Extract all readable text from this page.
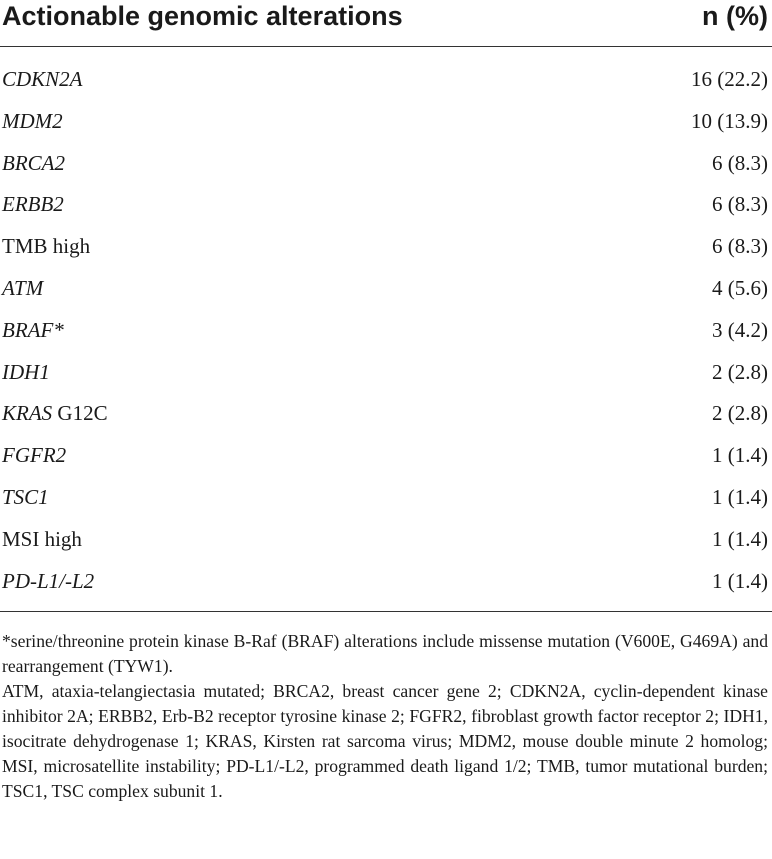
Actionable genomic alterations	n (%)
CDKN2A	16 (22.2)
MDM2	10 (13.9)
BRCA2	6 (8.3)
ERBB2	6 (8.3)
TMB high	6 (8.3)
ATM	4 (5.6)
BRAF*	3 (4.2)
IDH1	2 (2.8)
KRAS G12C	2 (2.8)
FGFR2	1 (1.4)
TSC1	1 (1.4)
MSI high	1 (1.4)
PD-L1/-L2	1 (1.4)

*serine/threonine protein kinase B-Raf (BRAF) alterations include missense mutation (V600E, G469A) and rearrangement (TYW1).

ATM, ataxia-telangiectasia mutated; BRCA2, breast cancer gene 2; CDKN2A, cyclin-dependent kinase inhibitor 2A; ERBB2, Erb-B2 receptor tyrosine kinase 2; FGFR2, fibroblast growth factor receptor 2; IDH1, isocitrate dehydrogenase 1; KRAS, Kirsten rat sarcoma virus; MDM2, mouse double minute 2 homolog; MSI, microsatellite instability; PD-L1/-L2, programmed death ligand 1/2; TMB, tumor mutational burden; TSC1, TSC complex subunit 1.
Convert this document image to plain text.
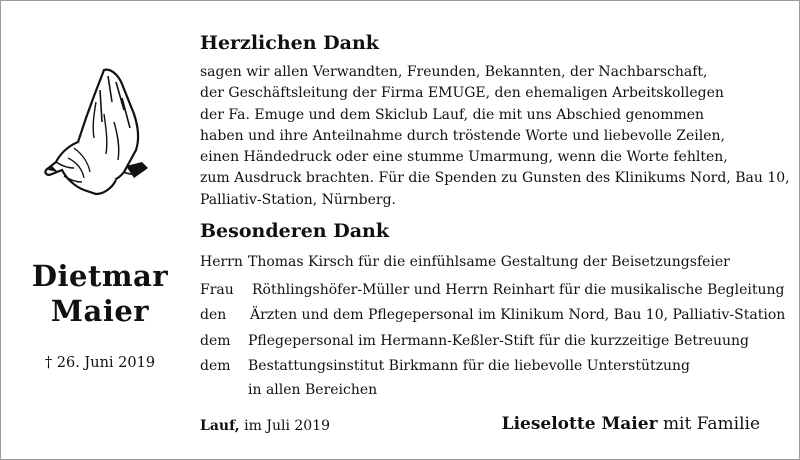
Dietmar
Maier
† 26. Juni 2019
Herzlichen Dank
sagen wir allen Verwandten, Freunden, Bekannten, der Nachbarschaft,
der Geschäftsleitung der Firma EMUGE, den ehemaligen Arbeitskollegen
der Fa. Emuge und dem Skiclub Lauf, die mit uns Abschied genommen
haben und ihre Anteilnahme durch tröstende Worte und liebevolle Zeilen,
einen Händedruck oder eine stumme Umarmung, wenn die Worte fehlten,
zum Ausdruck brachten. Für die Spenden zu Gunsten des Klinikums Nord, Bau 10,
Palliativ-Station, Nürnberg.
Besonderen Dank
Herrn Thomas Kirsch für die einfühlsame Gestaltung der Beisetzungsfeier
Frau Röthlingshöfer-Müller und Herrn Reinhart für die musikalische Begleitung
den Ärzten und dem Pflegepersonal im Klinikum Nord, Bau 10, Palliativ-Station
dem Pflegepersonal im Hermann-Keßler-Stift für die kurzzeitige Betreuung
dem Bestattungsinstitut Birkmann für die liebevolle Unterstützung
in allen Bereichen
Lauf, im Juli 2019	Lieselotte Maier mit Familie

DIRECTIONS FOR THIS TASK:
Apply a filter for "liebevolle" to the entries and show each line that passes.

RESULT FOR THIS EXERCISE:
haben und ihre Anteilnahme durch tröstende Worte und liebevolle Zeilen,
dem Bestattungsinstitut Birkmann für die liebevolle Unterstützung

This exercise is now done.